**Page excerpt**
Purpose of the Study:

  • To review recent studies on how DNA packaging into nucleosomes affects the base excision repair (BER) pathway.
  • To examine how nucleosomes influence the choice between different BER subpathways.
  • To discuss new evidence on the role of histone amino-terminal tails in regulating DDR pathways during alkylation damage repair in yeast.

Main Methods:

  • Literature review of recent studies on chromatin, DNA repair, and DDR.
  • Analysis of research characterizing nucleosome modulation of BER pathway activity.
  • Examination of studies investigating histone tail regulation of DDR pathways in *Saccharomyces cerevisiae*.

Main Results:

  • DNA packaging into nucleosomes significantly modulates the activity and subpathway choice of the base excision repair (BER) pathway.

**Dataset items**
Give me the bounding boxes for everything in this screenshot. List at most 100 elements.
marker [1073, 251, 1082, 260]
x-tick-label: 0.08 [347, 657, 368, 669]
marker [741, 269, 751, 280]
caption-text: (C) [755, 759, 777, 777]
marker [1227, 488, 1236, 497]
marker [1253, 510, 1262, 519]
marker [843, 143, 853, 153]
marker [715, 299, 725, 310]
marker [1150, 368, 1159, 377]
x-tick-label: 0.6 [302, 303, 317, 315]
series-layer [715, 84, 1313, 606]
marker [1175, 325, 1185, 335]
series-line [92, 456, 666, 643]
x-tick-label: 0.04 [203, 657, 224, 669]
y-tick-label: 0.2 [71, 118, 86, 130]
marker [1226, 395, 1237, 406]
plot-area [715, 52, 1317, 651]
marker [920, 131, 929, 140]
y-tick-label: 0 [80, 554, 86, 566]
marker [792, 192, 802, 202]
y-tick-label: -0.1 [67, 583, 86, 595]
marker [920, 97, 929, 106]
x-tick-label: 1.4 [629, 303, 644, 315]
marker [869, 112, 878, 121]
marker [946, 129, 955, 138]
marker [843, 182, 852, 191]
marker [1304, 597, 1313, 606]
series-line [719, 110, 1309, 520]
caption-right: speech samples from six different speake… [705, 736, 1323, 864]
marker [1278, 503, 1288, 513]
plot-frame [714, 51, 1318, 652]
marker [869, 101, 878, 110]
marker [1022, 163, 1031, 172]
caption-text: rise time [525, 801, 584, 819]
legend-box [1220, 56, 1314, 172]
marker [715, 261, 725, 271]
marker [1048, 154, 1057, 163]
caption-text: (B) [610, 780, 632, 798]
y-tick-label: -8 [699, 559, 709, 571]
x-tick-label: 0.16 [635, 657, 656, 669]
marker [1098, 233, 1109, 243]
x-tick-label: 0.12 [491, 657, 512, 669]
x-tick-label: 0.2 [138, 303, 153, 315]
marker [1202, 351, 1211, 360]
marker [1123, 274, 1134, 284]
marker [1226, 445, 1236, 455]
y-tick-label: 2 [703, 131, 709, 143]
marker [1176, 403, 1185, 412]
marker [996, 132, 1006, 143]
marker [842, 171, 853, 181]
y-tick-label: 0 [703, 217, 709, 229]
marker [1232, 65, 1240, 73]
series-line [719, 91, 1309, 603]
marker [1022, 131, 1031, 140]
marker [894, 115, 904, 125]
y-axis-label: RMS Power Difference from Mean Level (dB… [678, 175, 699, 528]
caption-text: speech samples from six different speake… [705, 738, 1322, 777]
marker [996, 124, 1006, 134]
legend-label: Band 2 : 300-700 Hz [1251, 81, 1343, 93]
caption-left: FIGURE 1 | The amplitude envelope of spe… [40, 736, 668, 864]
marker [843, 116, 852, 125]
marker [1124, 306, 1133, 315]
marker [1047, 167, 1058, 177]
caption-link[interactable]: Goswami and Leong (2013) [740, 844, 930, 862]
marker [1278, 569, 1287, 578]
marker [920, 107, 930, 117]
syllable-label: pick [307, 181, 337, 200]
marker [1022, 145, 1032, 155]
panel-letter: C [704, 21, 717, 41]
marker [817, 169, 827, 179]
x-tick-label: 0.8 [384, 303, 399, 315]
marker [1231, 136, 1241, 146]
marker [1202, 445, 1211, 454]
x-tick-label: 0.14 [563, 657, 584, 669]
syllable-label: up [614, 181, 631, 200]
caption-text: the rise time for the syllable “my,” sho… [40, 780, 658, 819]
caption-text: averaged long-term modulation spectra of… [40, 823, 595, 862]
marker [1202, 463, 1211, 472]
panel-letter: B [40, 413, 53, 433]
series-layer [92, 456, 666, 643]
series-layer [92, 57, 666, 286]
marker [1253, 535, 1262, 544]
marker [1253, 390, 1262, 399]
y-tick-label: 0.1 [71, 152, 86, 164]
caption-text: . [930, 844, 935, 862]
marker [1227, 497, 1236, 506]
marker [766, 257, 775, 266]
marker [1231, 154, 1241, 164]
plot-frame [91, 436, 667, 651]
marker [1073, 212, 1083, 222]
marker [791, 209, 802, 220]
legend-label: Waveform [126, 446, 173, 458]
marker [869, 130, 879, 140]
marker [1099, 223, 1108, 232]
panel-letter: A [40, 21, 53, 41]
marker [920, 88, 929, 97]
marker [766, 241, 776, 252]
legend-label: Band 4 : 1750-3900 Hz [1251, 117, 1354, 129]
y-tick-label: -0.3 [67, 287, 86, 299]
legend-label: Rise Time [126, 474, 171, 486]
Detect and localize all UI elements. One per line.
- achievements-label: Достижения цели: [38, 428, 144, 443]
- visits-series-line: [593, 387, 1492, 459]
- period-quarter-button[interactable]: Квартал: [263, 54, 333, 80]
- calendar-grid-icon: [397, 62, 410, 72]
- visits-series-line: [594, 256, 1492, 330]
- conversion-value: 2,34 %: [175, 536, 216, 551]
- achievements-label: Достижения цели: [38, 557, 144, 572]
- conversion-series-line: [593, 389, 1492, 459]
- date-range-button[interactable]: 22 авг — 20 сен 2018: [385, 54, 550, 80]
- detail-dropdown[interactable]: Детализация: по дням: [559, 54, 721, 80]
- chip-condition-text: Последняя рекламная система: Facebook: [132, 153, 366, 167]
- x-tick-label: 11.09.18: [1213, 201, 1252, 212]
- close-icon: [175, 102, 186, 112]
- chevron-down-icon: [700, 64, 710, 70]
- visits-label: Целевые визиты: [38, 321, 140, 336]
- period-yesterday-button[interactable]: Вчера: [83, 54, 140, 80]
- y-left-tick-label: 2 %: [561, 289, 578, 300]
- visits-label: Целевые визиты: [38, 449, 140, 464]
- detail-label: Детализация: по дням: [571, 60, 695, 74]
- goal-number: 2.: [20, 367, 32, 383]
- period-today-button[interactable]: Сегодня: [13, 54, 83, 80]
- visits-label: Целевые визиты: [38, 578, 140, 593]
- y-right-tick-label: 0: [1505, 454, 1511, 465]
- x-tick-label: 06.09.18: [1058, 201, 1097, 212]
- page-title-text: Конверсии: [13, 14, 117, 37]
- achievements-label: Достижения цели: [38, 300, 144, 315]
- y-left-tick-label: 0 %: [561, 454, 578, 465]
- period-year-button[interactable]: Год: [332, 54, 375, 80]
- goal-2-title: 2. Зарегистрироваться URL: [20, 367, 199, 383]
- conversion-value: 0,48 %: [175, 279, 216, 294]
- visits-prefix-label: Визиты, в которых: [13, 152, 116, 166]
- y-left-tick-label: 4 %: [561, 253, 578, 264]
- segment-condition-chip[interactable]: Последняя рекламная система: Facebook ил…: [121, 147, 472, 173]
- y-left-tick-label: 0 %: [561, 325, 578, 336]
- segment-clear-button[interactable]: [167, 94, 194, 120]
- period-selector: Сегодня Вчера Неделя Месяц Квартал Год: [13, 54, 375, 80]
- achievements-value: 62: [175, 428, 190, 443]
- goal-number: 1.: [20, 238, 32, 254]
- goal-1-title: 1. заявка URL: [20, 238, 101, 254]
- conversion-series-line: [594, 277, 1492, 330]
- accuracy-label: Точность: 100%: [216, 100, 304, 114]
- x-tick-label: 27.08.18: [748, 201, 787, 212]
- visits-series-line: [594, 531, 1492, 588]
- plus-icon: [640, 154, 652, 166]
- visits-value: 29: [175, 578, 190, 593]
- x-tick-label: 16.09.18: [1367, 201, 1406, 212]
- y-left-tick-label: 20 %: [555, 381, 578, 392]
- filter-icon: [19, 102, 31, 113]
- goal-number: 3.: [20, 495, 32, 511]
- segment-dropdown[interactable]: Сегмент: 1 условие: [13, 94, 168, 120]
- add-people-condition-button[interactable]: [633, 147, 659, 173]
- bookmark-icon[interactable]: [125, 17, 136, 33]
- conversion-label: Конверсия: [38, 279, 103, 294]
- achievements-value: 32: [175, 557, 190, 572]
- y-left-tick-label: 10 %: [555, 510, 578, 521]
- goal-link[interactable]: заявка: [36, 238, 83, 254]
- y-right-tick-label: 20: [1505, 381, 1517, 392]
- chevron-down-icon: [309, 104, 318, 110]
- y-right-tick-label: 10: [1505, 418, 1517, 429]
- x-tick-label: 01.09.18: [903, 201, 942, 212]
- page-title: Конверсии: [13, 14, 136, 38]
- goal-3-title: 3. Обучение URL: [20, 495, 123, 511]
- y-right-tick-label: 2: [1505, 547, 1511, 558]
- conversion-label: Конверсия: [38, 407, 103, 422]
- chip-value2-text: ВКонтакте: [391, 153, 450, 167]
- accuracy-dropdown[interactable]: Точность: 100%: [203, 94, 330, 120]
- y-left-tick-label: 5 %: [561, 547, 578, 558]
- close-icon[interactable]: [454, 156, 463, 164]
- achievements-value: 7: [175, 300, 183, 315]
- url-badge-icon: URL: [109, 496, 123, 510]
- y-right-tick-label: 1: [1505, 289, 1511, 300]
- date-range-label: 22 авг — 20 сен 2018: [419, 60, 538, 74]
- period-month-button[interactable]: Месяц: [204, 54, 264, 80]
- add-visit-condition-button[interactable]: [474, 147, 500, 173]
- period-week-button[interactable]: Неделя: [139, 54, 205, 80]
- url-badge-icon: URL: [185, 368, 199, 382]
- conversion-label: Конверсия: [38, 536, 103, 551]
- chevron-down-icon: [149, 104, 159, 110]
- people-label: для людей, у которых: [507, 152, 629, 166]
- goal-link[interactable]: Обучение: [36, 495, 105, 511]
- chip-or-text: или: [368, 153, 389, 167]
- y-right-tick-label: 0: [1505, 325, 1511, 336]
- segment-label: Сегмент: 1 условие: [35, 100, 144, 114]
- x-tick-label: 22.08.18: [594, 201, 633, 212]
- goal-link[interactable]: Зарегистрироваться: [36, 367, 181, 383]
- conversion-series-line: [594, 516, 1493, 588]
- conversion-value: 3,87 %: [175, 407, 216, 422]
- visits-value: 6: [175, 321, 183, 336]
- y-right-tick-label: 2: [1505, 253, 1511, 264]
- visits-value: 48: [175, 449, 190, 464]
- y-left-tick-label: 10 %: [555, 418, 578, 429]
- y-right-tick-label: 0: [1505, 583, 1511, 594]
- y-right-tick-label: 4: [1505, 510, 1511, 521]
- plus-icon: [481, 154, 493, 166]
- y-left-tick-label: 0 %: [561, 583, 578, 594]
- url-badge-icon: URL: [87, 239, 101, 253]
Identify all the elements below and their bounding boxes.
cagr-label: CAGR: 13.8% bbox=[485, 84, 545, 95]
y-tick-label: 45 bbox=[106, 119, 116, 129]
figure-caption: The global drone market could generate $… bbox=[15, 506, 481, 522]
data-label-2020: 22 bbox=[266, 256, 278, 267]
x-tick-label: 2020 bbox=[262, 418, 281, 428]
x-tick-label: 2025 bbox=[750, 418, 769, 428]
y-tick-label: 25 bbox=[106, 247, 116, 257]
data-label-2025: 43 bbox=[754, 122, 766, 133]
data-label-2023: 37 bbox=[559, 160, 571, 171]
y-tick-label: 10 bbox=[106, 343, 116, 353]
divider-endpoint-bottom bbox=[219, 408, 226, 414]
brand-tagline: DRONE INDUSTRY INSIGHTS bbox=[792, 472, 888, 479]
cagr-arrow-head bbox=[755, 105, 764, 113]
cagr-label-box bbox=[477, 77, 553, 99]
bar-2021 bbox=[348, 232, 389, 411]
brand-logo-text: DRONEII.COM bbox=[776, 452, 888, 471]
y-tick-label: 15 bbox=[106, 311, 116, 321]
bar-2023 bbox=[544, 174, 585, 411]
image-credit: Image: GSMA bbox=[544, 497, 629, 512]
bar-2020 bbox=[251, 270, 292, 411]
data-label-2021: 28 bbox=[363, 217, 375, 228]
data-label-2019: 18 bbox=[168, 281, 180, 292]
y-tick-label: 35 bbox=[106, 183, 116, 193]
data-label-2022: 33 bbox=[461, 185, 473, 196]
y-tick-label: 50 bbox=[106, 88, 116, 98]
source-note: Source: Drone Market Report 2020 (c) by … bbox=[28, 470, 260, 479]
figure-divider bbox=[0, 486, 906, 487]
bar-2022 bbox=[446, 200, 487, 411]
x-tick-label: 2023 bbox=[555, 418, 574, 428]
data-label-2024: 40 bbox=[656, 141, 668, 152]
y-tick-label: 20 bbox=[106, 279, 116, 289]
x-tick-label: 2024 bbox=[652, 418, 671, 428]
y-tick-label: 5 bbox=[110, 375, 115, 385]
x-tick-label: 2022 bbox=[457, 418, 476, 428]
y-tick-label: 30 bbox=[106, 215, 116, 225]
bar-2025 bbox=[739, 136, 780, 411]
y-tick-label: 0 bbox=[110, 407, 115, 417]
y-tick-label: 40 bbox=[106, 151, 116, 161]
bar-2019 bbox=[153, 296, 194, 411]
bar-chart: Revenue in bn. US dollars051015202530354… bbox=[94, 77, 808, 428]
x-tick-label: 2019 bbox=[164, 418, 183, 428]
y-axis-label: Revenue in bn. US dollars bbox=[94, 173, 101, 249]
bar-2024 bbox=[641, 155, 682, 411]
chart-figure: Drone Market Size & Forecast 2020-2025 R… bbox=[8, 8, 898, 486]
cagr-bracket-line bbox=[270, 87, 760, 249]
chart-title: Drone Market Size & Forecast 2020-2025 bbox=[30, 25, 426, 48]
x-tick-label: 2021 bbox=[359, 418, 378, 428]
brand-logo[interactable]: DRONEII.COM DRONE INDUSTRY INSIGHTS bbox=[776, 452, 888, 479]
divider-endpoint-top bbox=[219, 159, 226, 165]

**Exercise 1**
List every method given under "Main Methods" in the study summary on nucleosomes and DNA repair.
**Exercise 2**
Translate this sentence from the study summary on nucleosomes and DNA repair into Spanish: "DNA packaging into nucleosomes significantly modulates the activity and subpathway choice of the base excision repair (BER) pathway."
**Exercise 3**
Extend the study summary on nucleosomes and DNA repair, picking up after its final sentence.

**Exercise answer 1**
- Literature review of recent studies on chromatin, DNA repair, and DDR.
- Analysis of research characterizing nucleosome modulation of BER pathway activity.
- Examination of studies investigating histone tail regulation of DDR pathways in *Saccharomyces cerevisiae*.

**Exercise answer 2**
El empaquetamiento del ADN en nucleosomas modula de manera significativa la actividad y la elección de subvía de la vía de reparación por escisión de bases (BER).

**Exercise answer 3**
  • Histone amino-terminal tails play a coordinated regulatory role in multiple DDR pathways.
  • These regulatory roles are evident during the repair of alkylation DNA damage in yeast.

Conclusions:

  • Chromatin structure, specifically nucleosomes, is a critical determinant of DNA repair pathway choice and efficiency.
  • Histone modifications and interactions are key regulators of the DNA damage response.
  • Further research into chromatin dynamics in DDR can reveal new therapeutic targets for genome instability diseases.